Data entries
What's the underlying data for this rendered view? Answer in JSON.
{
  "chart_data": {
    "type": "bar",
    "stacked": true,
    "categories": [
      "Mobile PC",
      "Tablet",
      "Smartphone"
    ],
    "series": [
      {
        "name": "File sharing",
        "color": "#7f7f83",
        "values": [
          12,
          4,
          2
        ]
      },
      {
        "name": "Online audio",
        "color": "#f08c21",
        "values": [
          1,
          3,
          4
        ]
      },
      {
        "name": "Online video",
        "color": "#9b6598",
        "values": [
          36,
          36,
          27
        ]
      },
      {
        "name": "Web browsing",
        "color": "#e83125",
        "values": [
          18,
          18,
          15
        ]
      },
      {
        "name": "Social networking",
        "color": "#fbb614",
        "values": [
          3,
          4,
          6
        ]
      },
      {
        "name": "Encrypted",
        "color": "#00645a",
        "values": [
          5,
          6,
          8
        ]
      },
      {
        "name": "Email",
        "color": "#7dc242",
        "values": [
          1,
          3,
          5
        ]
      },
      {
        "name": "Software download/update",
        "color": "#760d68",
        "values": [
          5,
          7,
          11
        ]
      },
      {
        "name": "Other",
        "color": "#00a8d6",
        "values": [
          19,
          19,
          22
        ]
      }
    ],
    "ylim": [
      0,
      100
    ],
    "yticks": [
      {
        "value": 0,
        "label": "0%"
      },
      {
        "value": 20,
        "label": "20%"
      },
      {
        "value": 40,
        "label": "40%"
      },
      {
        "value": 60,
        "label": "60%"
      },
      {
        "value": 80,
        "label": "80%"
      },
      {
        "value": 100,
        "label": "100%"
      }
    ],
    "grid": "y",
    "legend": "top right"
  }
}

• [Aim]:
In the lines above, locate the string "label". Copy every line where it occurs.

• [Written solution]:
        "label": "0%"
        "label": "20%"
        "label": "40%"
        "label": "60%"
        "label": "80%"
        "label": "100%"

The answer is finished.